| Task item |
Quote every line of the material beneath this one.

-=-=-=-=-

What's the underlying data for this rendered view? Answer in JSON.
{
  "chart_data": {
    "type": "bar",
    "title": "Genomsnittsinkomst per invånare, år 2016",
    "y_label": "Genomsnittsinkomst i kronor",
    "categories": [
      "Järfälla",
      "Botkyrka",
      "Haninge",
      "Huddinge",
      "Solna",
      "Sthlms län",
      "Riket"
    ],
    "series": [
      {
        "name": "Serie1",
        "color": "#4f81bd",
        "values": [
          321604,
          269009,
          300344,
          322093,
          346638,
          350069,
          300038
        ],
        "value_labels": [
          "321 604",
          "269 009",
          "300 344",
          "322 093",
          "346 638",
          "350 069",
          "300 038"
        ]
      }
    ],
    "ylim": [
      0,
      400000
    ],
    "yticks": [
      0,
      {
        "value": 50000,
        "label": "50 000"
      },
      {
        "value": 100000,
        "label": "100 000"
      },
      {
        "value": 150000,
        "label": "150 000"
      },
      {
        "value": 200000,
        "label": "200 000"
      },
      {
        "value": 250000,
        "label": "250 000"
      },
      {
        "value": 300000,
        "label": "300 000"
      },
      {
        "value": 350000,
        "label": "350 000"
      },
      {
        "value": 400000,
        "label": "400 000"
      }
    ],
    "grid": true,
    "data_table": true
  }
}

-=-=-=-=-

| Exercise solution |
What's the underlying data for this rendered view? Answer in JSON.
{
  "chart_data": {
    "type": "bar",
    "title": "Genomsnittsinkomst per invånare, år 2016",
    "y_label": "Genomsnittsinkomst i kronor",
    "categories": [
      "Järfälla",
      "Botkyrka",
      "Haninge",
      "Huddinge",
      "Solna",
      "Sthlms län",
      "Riket"
    ],
    "series": [
      {
        "name": "Serie1",
        "color": "#4f81bd",
        "values": [
          321604,
          269009,
          300344,
          322093,
          346638,
          350069,
          300038
        ],
        "value_labels": [
          "321 604",
          "269 009",
          "300 344",
          "322 093",
          "346 638",
          "350 069",
          "300 038"
        ]
      }
    ],
    "ylim": [
      0,
      400000
    ],
    "yticks": [
      0,
      {
        "value": 50000,
        "label": "50 000"
      },
      {
        "value": 100000,
        "label": "100 000"
      },
      {
        "value": 150000,
        "label": "150 000"
      },
      {
        "value": 200000,
        "label": "200 000"
      },
      {
        "value": 250000,
        "label": "250 000"
      },
      {
        "value": 300000,
        "label": "300 000"
      },
      {
        "value": 350000,
        "label": "350 000"
      },
      {
        "value": 400000,
        "label": "400 000"
      }
    ],
    "grid": true,
    "data_table": true
  }
}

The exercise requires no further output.